Reproduce the part of the confidentiality passage that opens with the words containing "Ethical problems do" and closes with "subjects of results.".
---------- SOURCE EXCERPT ----------
Confidentiality

Ethical problems do not disappear once a study has been cleared by the review board, has obtained consent from its subjects, and has actually collected data about the subjects. It is important to protect the subjects’ privacy by keeping all data about individuals confidential. The report of an opinion poll may say what percentage of the 1500 respondents felt that legal immigration should be reduced. It may not report what you said about this or any other issue.

image

Confidentiality is not the same as anonymity. Anonymity means that subjects are anonymous—their names are not known even to the director of the study. It is not possible to determine which subject produced which data. Anonymity is rare in statistical studies. Even where anonymity is possible (mainly in surveys conducted by mail), it prevents any follow-up to improve nonresponse or inform subjects of results.
---------- GIVEN ENTRIES ----------
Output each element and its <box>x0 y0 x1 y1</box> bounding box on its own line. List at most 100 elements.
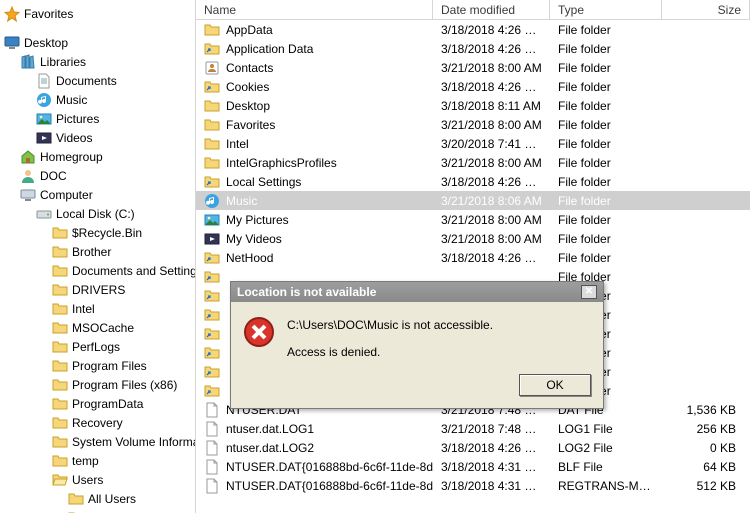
tree-label: Local Disk (C:) <box>56 207 135 221</box>
tree-label: Intel <box>72 302 95 316</box>
dialog-message: C:\Users\DOC\Music is not accessible. Ac… <box>287 316 493 362</box>
tree-folder[interactable]: Brother <box>0 242 195 261</box>
tree-label: Program Files (x86) <box>72 378 177 392</box>
tree-folder[interactable]: System Volume Information <box>0 432 195 451</box>
file-list: Name Date modified Type Size AppData3/18… <box>196 0 750 513</box>
drive-icon <box>36 206 52 222</box>
list-row[interactable]: Application Data3/18/2018 4:26 PMFile fo… <box>196 39 750 58</box>
col-type[interactable]: Type <box>550 0 662 19</box>
computer-icon <box>20 187 36 203</box>
list-row[interactable]: NTUSER.DAT{016888bd-6c6f-11de-8d1d-00...… <box>196 457 750 476</box>
list-row[interactable]: IntelGraphicsProfiles3/21/2018 8:00 AMFi… <box>196 153 750 172</box>
file-type: File folder <box>550 80 662 94</box>
col-size[interactable]: Size <box>662 0 750 19</box>
list-row[interactable]: Local Settings3/18/2018 4:26 PMFile fold… <box>196 172 750 191</box>
tree-computer[interactable]: Computer <box>0 185 195 204</box>
close-button[interactable]: ✕ <box>581 285 597 299</box>
file-type: BLF File <box>550 460 662 474</box>
music-icon <box>36 92 52 108</box>
tree-folder[interactable]: Program Files <box>0 356 195 375</box>
tree-folder[interactable]: Default <box>0 508 195 513</box>
list-row[interactable]: NTUSER.DAT{016888bd-6c6f-11de-8d1d-00...… <box>196 476 750 495</box>
folder-icon <box>52 434 68 450</box>
list-row[interactable]: Music3/21/2018 8:06 AMFile folder <box>196 191 750 210</box>
tree-folder[interactable]: Recovery <box>0 413 195 432</box>
folder-open-icon <box>52 472 68 488</box>
tree-label: Program Files <box>72 359 147 373</box>
tree-label: temp <box>72 454 99 468</box>
tree-folder[interactable]: temp <box>0 451 195 470</box>
file-name: Cookies <box>226 80 269 94</box>
tree-label: ProgramData <box>72 397 143 411</box>
tree-folder[interactable]: All Users <box>0 489 195 508</box>
tree-label: Libraries <box>40 55 86 69</box>
list-row[interactable]: ntuser.dat.LOG23/18/2018 4:26 PMLOG2 Fil… <box>196 438 750 457</box>
file-icon <box>204 402 220 418</box>
link-icon <box>204 288 220 304</box>
folder-icon <box>68 491 84 507</box>
dialog-title: Location is not available <box>237 285 376 299</box>
tree-folder[interactable]: Documents and Settings <box>0 261 195 280</box>
col-name[interactable]: Name <box>196 0 433 19</box>
file-date: 3/18/2018 4:26 PM <box>433 175 550 189</box>
list-row[interactable]: ntuser.dat.LOG13/21/2018 7:48 PMLOG1 Fil… <box>196 419 750 438</box>
tree-folder[interactable]: MSOCache <box>0 318 195 337</box>
list-row[interactable]: Favorites3/21/2018 8:00 AMFile folder <box>196 115 750 134</box>
tree-homegroup[interactable]: Homegroup <box>0 147 195 166</box>
list-row[interactable]: My Pictures3/21/2018 8:00 AMFile folder <box>196 210 750 229</box>
ok-button[interactable]: OK <box>519 374 591 396</box>
tree-local-disk[interactable]: Local Disk (C:) <box>0 204 195 223</box>
folder-icon <box>52 320 68 336</box>
tree-label: System Volume Information <box>72 435 196 449</box>
folder-icon <box>204 117 220 133</box>
tree-label: Brother <box>72 245 111 259</box>
music-icon <box>204 193 220 209</box>
tree-label: All Users <box>88 492 136 506</box>
tree-lib-music[interactable]: Music <box>0 90 195 109</box>
list-row[interactable]: My Videos3/21/2018 8:00 AMFile folder <box>196 229 750 248</box>
list-row[interactable]: Intel3/20/2018 7:41 PMFile folder <box>196 134 750 153</box>
tree-label: Desktop <box>24 36 68 50</box>
file-date: 3/18/2018 4:31 PM <box>433 460 550 474</box>
list-row[interactable]: Contacts3/21/2018 8:00 AMFile folder <box>196 58 750 77</box>
col-date[interactable]: Date modified <box>433 0 550 19</box>
tree-label: Documents and Settings <box>72 264 196 278</box>
tree-folder[interactable]: DRIVERS <box>0 280 195 299</box>
list-row[interactable]: Desktop3/18/2018 8:11 AMFile folder <box>196 96 750 115</box>
file-name: Application Data <box>226 42 313 56</box>
contacts-icon <box>204 60 220 76</box>
tree-favorites[interactable]: Favorites <box>0 4 195 23</box>
file-date: 3/18/2018 4:26 PM <box>433 23 550 37</box>
pictures-icon <box>36 111 52 127</box>
tree-folder[interactable]: $Recycle.Bin <box>0 223 195 242</box>
list-row[interactable]: NetHood3/18/2018 4:26 PMFile folder <box>196 248 750 267</box>
tree-folder[interactable]: Program Files (x86) <box>0 375 195 394</box>
tree-folder[interactable]: ProgramData <box>0 394 195 413</box>
file-date: 3/21/2018 8:06 AM <box>433 194 550 208</box>
tree-doc-user[interactable]: DOC <box>0 166 195 185</box>
tree-label: Videos <box>56 131 92 145</box>
tree-folder[interactable]: PerfLogs <box>0 337 195 356</box>
dialog-titlebar[interactable]: Location is not available ✕ <box>231 282 603 302</box>
tree-libraries[interactable]: Libraries <box>0 52 195 71</box>
tree-lib-pictures[interactable]: Pictures <box>0 109 195 128</box>
tree-label: MSOCache <box>72 321 134 335</box>
list-row[interactable]: Cookies3/18/2018 4:26 PMFile folder <box>196 77 750 96</box>
tree-desktop[interactable]: Desktop <box>0 33 195 52</box>
tree-folder[interactable]: Intel <box>0 299 195 318</box>
folder-icon <box>52 244 68 260</box>
error-icon <box>243 316 275 348</box>
tree-label: PerfLogs <box>72 340 120 354</box>
tree-lib-videos[interactable]: Videos <box>0 128 195 147</box>
link-icon <box>204 269 220 285</box>
file-date: 3/21/2018 8:00 AM <box>433 118 550 132</box>
tree-lib-documents[interactable]: Documents <box>0 71 195 90</box>
tree-users[interactable]: Users <box>0 470 195 489</box>
file-name: Desktop <box>226 99 270 113</box>
file-type: File folder <box>550 118 662 132</box>
link-icon <box>204 250 220 266</box>
file-type: File folder <box>550 23 662 37</box>
file-icon <box>204 440 220 456</box>
list-row[interactable]: AppData3/18/2018 4:26 PMFile folder <box>196 20 750 39</box>
tree-label: Pictures <box>56 112 99 126</box>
----------
▶ _EXERCISE RESPONSE_:
Ethical problems do not disappear once a study has been cleared by the review board, has obtained consent from its subjects, and has actually collected data about the subjects. It is important to protect the subjects’ privacy by keeping all data about individuals confidential. The report of an opinion poll may say what percentage of the 1500 respondents felt that legal immigration should be reduced. It may not report what you said about this or any other issue.

image

Confidentiality is not the same as anonymity. Anonymity means that subjects are anonymous—their names are not known even to the director of the study. It is not possible to determine which subject produced which data. Anonymity is rare in statistical studies. Even where anonymity is possible (mainly in surveys conducted by mail), it prevents any follow-up to improve nonresponse or inform subjects of results.